--- Begin Source data ---
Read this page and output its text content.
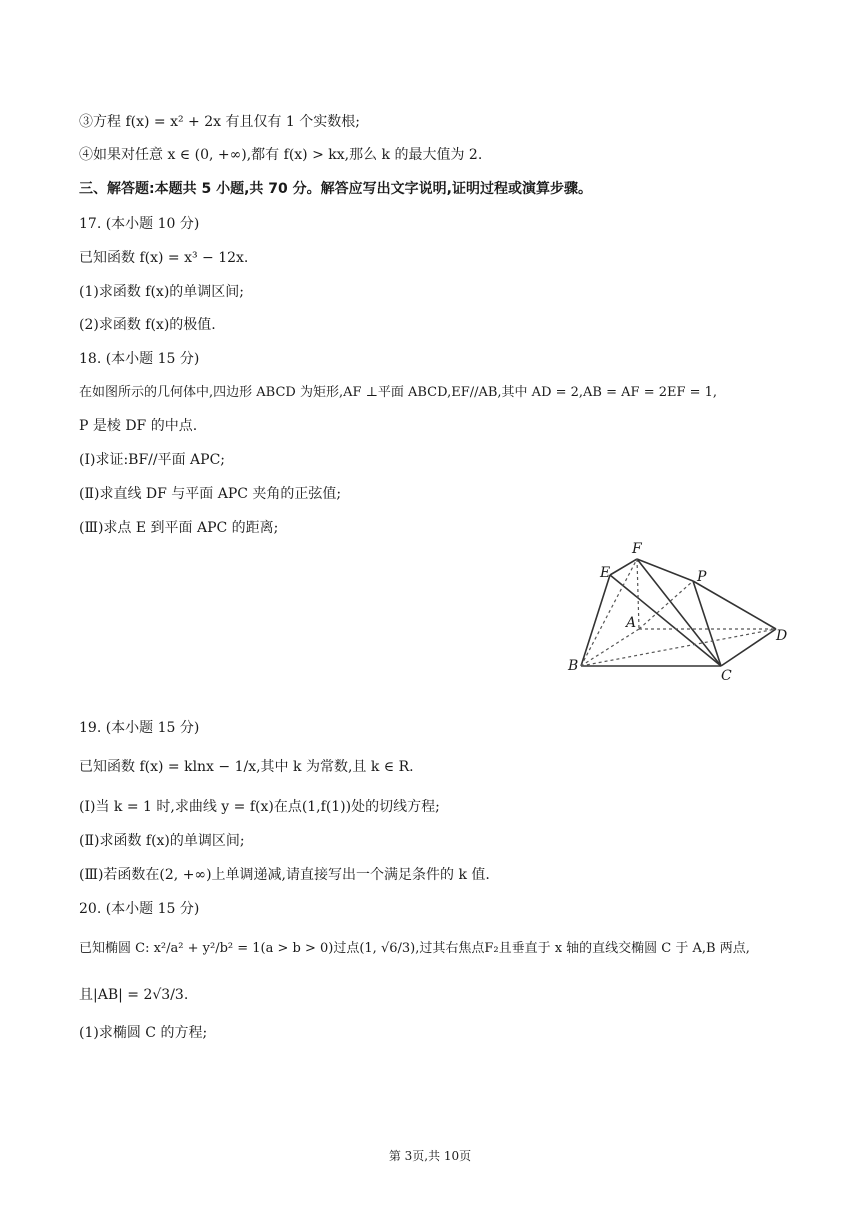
③方程 f(x) = x² + 2x 有且仅有 1 个实数根;
④如果对任意 x ∈ (0, +∞),都有 f(x) > kx,那么 k 的最大值为 2.
三、解答题:本题共 5 小题,共 70 分。解答应写出文字说明,证明过程或演算步骤。
17. (本小题 10 分)
已知函数 f(x) = x³ − 12x.
(1)求函数 f(x)的单调区间;
(2)求函数 f(x)的极值.
18. (本小题 15 分)
在如图所示的几何体中,四边形 ABCD 为矩形,AF ⊥平面 ABCD,EF//AB,其中 AD = 2,AB = AF = 2EF = 1,
P 是棱 DF 的中点.
(Ⅰ)求证:BF//平面 APC;
(Ⅱ)求直线 DF 与平面 APC 夹角的正弦值;
(Ⅲ)求点 E 到平面 APC 的距离;
F
E	P
A
D
B
C
19. (本小题 15 分)
已知函数 f(x) = klnx − 1/x,其中 k 为常数,且 k ∈ R.
(Ⅰ)当 k = 1 时,求曲线 y = f(x)在点(1,f(1))处的切线方程;
(Ⅱ)求函数 f(x)的单调区间;
(Ⅲ)若函数在(2, +∞)上单调递减,请直接写出一个满足条件的 k 值.
20. (本小题 15 分)
已知椭圆 C: x²/a² + y²/b² = 1(a > b > 0)过点(1, √6/3),过其右焦点F₂且垂直于 x 轴的直线交椭圆 C 于 A,B 两点,
且|AB| = 2√3/3.
(1)求椭圆 C 的方程;
第 3页,共 10页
--- End Source data ---
Instructions for the task: In the entries above, find every line with the word "已知函数" and list it.

Exercise solution:
已知函数 f(x) = x³ − 12x.
已知函数 f(x) = klnx − 1/x,其中 k 为常数,且 k ∈ R.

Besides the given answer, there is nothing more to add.